Scan the data below and pick out the lines containing the word "быть".

* begin *

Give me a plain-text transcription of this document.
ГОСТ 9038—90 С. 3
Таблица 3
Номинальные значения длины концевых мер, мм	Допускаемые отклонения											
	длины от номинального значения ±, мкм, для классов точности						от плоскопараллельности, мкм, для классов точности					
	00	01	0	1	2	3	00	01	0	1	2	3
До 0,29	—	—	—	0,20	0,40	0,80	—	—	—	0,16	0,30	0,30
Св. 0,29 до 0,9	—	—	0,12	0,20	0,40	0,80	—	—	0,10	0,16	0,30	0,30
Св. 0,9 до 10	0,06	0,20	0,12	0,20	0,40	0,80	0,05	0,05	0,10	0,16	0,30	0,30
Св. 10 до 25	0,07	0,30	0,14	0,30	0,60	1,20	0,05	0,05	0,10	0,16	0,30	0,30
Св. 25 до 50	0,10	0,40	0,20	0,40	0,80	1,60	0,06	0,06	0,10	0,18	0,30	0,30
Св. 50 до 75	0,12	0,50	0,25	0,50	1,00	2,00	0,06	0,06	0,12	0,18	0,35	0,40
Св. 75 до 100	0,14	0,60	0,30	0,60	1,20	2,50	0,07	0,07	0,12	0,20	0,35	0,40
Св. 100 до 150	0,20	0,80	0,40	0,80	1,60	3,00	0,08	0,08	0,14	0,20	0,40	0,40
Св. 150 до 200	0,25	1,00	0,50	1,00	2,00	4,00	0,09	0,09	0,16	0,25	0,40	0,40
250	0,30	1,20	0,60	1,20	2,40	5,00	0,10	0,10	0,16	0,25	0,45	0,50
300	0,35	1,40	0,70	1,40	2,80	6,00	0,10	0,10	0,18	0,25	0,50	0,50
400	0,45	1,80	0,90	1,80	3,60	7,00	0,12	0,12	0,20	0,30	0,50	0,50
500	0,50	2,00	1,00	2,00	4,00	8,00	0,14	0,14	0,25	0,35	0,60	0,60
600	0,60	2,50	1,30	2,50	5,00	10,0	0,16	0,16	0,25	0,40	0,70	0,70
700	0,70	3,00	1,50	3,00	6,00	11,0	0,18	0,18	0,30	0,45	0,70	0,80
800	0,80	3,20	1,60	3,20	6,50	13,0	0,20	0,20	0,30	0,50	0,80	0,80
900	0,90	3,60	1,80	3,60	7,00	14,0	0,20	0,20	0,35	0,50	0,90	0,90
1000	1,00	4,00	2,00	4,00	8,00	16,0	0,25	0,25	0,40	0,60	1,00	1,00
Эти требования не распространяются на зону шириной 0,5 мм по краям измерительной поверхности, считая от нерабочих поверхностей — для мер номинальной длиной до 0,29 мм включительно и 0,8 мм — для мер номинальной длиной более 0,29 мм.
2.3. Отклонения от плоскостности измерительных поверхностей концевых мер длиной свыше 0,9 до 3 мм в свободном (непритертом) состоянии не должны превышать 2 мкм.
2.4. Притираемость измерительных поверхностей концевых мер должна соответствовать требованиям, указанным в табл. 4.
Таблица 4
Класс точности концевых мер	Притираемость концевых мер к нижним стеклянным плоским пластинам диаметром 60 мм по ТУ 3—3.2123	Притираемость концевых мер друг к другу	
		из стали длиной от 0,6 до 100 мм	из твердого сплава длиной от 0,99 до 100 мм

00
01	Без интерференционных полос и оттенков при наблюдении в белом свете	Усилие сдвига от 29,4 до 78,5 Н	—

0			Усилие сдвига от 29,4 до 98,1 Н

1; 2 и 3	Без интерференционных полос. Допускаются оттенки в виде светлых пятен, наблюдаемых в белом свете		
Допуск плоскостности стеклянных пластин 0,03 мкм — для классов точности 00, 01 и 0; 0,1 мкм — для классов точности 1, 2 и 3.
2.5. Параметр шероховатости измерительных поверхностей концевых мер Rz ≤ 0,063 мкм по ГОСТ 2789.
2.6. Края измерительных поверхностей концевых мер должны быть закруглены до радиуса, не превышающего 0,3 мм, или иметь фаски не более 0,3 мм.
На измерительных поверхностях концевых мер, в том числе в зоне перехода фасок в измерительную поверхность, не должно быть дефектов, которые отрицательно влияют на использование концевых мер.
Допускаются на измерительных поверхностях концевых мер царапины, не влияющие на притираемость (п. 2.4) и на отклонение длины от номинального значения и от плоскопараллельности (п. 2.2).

* end *

▶ **THE SOLUTION**
2.6. Края измерительных поверхностей концевых мер должны быть закруглены до радиуса, не превышающего 0,3 мм, или иметь фаски не более 0,3 мм.
На измерительных поверхностях концевых мер, в том числе в зоне перехода фасок в измерительную поверхность, не должно быть дефектов, которые отрицательно влияют на использование концевых мер.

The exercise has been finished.